- Task brief -
Determine how many lines in the data below contain "rgba" and write only that number.

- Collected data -
*-*-*

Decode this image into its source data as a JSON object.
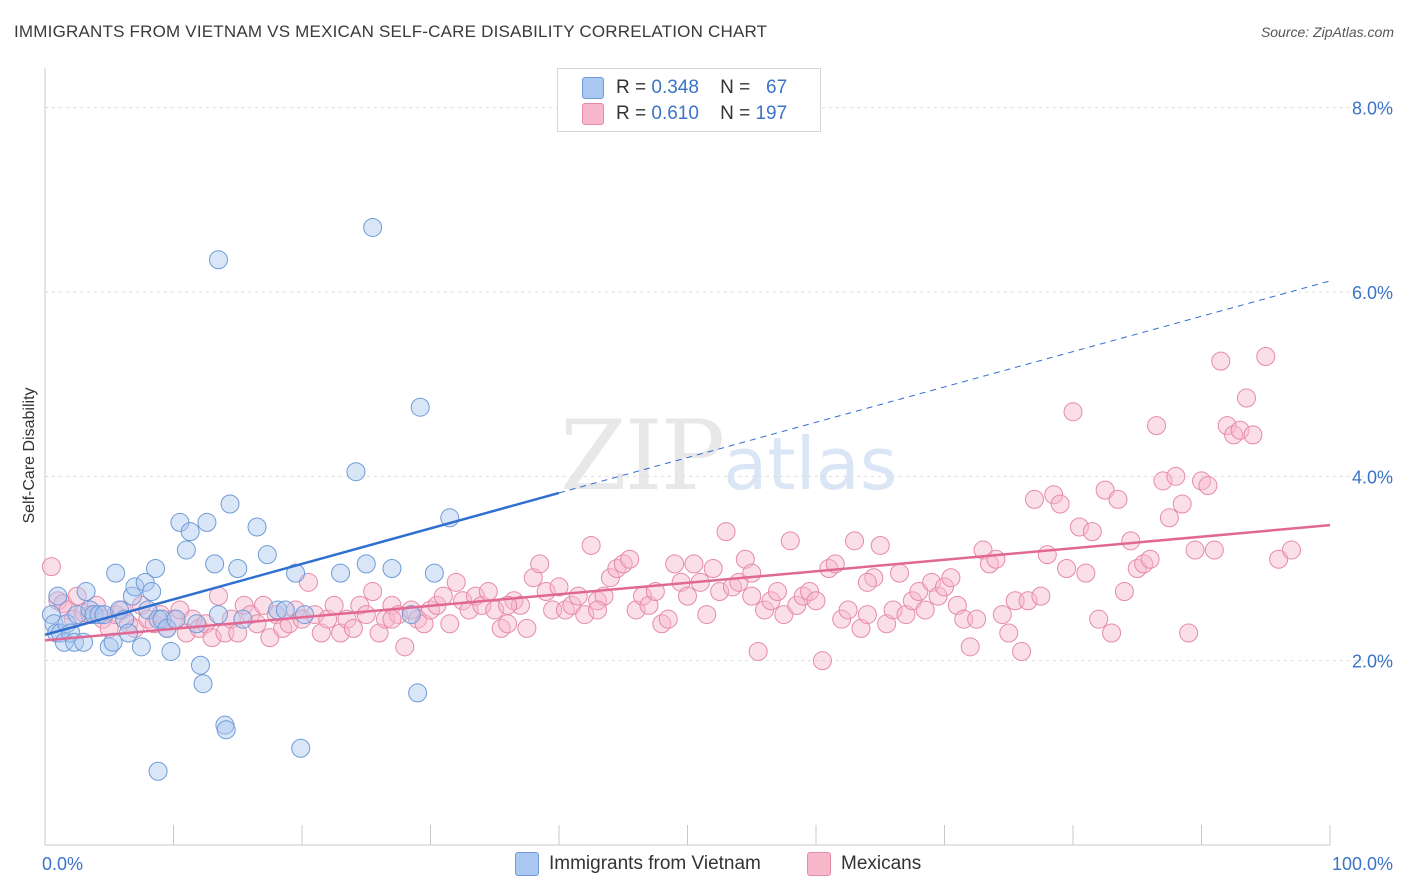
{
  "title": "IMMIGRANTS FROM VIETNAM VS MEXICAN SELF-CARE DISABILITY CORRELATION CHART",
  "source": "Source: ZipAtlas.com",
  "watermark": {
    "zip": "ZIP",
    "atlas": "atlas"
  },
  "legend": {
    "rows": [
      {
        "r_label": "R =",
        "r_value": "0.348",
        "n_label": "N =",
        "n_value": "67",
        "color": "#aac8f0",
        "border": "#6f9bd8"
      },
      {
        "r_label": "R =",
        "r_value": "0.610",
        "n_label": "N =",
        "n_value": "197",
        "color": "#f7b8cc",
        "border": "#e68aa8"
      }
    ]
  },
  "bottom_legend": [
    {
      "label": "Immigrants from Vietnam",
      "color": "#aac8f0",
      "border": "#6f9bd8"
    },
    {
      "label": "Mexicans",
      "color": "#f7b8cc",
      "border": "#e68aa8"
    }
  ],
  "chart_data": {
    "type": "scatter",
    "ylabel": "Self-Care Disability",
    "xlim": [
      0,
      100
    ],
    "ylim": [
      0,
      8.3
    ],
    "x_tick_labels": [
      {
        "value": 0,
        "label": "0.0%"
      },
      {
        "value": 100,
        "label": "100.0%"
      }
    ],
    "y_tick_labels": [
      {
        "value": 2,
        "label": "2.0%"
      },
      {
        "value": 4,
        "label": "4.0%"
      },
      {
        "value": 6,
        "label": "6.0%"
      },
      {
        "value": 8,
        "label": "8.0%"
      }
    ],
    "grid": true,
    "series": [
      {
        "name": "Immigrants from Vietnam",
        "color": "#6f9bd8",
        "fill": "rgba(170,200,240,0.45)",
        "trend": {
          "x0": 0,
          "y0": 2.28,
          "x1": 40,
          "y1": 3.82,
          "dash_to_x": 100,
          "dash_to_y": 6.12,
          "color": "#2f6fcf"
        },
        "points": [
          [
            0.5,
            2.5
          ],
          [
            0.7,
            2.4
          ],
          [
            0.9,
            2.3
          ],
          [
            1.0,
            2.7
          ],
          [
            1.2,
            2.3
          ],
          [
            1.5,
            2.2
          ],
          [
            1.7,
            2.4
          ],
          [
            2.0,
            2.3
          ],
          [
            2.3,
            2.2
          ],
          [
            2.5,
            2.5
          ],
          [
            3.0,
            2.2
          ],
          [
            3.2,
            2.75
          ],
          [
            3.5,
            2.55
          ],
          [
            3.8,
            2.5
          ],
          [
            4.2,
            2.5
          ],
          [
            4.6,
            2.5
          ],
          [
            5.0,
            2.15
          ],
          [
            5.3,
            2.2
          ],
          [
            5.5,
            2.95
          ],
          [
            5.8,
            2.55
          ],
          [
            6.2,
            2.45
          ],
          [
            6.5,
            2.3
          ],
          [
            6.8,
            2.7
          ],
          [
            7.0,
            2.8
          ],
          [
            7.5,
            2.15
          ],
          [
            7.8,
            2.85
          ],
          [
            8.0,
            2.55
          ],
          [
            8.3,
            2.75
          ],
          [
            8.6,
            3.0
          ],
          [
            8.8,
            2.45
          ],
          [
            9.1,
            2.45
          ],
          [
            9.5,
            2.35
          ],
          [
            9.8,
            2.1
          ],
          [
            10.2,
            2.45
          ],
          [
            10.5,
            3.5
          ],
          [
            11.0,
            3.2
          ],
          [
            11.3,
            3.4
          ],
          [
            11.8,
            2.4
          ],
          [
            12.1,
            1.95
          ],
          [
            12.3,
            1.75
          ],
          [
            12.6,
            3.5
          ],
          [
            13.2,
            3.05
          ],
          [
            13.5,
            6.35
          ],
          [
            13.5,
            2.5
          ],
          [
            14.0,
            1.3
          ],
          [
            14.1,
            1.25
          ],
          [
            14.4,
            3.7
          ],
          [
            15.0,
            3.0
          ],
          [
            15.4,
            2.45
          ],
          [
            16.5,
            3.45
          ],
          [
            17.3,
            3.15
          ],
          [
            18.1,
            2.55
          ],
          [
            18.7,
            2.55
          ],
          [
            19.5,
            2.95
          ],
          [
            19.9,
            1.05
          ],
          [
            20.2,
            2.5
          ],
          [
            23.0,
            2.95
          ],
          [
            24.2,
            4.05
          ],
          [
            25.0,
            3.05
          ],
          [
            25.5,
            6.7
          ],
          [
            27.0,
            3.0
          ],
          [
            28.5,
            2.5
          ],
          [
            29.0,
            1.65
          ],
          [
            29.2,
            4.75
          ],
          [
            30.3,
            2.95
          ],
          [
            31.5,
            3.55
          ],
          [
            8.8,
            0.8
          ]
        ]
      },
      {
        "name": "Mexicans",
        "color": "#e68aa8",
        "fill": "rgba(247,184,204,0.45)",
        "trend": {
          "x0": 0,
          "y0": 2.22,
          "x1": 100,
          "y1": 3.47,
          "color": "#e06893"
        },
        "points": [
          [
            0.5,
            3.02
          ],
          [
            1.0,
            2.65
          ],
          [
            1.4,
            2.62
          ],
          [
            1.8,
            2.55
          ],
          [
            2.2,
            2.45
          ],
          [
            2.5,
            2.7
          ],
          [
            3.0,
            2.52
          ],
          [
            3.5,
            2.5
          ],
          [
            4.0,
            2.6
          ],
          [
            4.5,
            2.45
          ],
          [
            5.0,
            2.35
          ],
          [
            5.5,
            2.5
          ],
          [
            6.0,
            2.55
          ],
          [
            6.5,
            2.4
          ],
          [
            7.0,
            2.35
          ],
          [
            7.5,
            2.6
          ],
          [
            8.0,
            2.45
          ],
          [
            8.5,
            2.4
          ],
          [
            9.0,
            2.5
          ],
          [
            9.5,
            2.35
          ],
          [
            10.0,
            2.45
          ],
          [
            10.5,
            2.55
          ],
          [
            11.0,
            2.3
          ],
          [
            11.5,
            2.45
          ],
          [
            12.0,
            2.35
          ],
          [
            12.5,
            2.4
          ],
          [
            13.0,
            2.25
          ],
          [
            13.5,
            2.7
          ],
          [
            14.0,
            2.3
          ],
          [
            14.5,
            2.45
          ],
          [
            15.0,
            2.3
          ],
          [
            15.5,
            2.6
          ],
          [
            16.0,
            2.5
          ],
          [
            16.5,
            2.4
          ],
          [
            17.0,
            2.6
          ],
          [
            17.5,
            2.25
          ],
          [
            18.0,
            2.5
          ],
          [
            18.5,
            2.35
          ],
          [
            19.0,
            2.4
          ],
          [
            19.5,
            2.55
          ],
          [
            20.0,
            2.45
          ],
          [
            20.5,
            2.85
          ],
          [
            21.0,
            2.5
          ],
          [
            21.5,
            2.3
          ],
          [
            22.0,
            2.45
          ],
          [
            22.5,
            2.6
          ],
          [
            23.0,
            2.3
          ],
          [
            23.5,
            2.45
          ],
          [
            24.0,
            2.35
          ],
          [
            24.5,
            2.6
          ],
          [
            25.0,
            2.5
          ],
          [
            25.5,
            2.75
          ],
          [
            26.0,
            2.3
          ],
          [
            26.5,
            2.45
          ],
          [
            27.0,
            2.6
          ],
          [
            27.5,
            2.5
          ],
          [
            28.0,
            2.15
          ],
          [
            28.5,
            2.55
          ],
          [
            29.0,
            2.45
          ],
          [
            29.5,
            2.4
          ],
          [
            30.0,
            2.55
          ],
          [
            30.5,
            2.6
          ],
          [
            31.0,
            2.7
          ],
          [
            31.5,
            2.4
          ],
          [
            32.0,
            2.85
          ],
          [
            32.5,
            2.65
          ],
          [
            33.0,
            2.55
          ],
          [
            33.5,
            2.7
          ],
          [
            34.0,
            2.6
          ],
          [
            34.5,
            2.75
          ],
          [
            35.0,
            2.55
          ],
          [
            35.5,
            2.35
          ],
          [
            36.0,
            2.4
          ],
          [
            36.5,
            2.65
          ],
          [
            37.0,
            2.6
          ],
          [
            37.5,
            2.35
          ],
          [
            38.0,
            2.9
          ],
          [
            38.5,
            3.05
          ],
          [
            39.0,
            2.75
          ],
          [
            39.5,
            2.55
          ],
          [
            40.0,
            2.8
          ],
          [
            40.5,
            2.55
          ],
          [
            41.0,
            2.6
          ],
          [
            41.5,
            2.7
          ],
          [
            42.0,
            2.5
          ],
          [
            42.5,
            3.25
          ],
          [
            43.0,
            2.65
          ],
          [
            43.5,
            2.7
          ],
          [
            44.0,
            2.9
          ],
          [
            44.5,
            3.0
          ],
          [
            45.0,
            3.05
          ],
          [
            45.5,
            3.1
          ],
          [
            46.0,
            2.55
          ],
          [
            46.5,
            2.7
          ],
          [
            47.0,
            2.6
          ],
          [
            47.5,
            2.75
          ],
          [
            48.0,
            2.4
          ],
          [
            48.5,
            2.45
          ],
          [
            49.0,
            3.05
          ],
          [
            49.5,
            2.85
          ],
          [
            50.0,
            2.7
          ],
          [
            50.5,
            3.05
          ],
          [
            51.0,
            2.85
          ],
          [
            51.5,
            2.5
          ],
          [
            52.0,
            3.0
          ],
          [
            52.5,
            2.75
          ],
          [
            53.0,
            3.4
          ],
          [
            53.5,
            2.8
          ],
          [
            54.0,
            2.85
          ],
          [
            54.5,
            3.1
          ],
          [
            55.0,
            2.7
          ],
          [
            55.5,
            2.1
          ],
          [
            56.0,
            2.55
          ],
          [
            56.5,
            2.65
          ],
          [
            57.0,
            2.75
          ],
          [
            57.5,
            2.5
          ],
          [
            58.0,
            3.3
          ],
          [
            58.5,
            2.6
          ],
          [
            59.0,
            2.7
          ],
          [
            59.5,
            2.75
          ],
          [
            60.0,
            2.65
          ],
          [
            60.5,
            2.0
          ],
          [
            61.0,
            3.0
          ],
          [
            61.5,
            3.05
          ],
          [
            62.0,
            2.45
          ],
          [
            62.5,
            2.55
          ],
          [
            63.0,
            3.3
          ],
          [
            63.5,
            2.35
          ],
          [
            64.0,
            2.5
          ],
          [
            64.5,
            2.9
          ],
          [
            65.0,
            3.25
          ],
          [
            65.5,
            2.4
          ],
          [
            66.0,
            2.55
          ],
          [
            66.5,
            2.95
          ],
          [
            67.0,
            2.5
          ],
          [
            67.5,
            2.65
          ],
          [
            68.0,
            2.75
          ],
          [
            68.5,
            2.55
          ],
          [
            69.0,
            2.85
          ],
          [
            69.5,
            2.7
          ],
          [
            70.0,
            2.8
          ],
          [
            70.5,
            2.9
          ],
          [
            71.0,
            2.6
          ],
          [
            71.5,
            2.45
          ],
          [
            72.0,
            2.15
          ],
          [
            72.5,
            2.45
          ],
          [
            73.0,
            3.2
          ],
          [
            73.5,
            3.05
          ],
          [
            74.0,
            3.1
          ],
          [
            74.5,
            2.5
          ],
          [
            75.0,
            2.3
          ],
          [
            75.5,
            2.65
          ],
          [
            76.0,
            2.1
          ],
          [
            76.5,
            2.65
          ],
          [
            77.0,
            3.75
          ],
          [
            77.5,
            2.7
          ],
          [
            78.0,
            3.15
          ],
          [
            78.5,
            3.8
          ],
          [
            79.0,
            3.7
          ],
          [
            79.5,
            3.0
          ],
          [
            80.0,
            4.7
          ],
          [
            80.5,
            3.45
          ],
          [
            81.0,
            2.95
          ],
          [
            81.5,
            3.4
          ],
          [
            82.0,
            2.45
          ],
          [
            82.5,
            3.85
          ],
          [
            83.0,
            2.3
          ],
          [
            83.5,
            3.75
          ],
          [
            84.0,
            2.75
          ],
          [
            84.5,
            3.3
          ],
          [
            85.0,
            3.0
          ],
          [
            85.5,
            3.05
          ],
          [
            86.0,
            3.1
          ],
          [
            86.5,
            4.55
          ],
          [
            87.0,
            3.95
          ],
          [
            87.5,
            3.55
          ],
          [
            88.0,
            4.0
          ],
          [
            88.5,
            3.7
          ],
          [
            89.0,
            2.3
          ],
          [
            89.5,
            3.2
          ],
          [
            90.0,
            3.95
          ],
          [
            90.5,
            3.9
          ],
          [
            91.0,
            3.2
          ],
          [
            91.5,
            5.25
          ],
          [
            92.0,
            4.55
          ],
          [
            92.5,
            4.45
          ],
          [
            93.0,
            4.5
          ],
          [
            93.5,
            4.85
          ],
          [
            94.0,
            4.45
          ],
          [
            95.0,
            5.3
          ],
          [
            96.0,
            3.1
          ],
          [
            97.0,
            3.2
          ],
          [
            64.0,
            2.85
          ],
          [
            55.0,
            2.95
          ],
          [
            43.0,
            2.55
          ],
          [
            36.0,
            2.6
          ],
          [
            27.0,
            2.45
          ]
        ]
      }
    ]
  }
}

*-*-*

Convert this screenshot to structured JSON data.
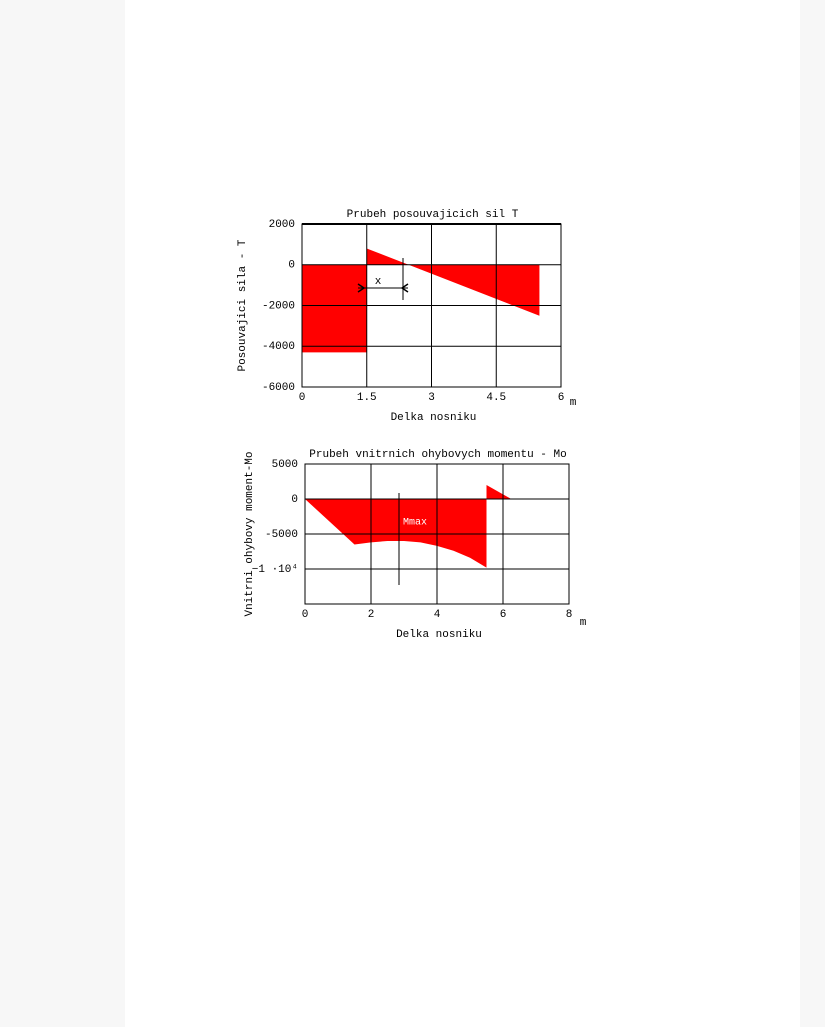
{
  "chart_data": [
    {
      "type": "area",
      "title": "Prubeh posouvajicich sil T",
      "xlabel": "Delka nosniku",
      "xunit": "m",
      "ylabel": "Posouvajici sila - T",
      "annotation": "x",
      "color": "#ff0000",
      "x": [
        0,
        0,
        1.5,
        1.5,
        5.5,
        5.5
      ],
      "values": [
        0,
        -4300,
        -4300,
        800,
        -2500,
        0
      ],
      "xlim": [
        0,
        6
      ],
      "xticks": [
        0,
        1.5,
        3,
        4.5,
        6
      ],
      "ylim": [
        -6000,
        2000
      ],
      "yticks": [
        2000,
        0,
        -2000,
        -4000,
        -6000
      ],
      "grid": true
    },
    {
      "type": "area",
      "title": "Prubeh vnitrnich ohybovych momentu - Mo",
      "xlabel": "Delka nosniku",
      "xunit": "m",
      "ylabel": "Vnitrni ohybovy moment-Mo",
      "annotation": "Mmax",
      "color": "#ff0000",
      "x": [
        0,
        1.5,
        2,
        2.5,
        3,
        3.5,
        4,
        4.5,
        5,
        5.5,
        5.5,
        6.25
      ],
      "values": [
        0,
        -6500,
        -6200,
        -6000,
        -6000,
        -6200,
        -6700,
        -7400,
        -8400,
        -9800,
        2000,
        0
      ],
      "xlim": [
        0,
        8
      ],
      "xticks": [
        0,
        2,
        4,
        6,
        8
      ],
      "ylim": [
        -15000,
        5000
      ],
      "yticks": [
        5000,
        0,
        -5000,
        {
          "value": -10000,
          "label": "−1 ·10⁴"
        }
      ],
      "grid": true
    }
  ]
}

*-*-*

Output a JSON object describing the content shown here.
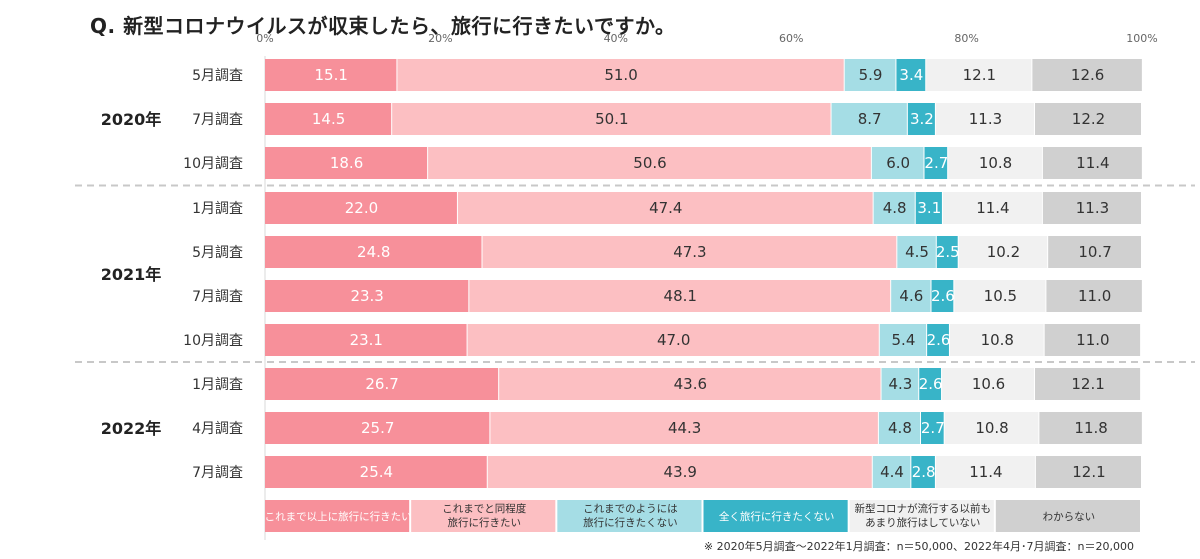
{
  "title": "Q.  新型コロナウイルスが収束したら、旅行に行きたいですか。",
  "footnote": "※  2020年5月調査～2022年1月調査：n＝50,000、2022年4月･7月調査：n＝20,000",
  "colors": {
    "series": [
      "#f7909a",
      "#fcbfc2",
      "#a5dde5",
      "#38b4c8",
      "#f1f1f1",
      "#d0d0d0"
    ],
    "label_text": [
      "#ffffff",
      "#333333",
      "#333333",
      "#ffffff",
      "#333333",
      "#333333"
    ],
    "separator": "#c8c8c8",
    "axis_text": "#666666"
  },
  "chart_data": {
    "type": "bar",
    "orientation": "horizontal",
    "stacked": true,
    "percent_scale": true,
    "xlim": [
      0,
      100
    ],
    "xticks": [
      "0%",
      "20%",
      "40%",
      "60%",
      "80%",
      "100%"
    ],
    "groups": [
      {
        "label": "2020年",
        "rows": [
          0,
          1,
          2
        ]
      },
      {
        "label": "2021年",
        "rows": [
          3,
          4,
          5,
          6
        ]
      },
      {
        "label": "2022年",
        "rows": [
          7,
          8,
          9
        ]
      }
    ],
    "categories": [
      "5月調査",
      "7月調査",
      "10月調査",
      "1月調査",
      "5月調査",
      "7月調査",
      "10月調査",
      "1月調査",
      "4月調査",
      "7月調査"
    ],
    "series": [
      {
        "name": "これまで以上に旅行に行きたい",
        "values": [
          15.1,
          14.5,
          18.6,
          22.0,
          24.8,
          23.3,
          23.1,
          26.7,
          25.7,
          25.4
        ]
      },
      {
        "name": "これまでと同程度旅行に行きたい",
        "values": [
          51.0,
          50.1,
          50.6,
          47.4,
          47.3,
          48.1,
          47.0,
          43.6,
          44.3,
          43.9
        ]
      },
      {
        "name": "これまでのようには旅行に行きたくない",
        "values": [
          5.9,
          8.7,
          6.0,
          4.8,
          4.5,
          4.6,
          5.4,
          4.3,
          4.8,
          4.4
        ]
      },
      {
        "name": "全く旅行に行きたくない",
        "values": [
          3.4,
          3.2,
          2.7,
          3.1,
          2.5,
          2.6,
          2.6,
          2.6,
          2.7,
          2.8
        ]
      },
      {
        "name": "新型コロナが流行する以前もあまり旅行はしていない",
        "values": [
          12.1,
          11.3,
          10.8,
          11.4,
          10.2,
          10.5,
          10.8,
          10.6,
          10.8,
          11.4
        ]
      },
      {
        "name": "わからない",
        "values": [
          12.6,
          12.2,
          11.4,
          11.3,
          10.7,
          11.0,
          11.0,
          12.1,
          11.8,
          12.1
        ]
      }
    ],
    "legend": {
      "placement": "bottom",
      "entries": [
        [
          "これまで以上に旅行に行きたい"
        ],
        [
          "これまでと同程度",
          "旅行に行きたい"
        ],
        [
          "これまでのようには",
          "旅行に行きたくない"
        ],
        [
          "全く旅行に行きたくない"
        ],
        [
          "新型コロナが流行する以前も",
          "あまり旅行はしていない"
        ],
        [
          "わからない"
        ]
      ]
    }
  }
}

*-*-*

- Finished exercise -
2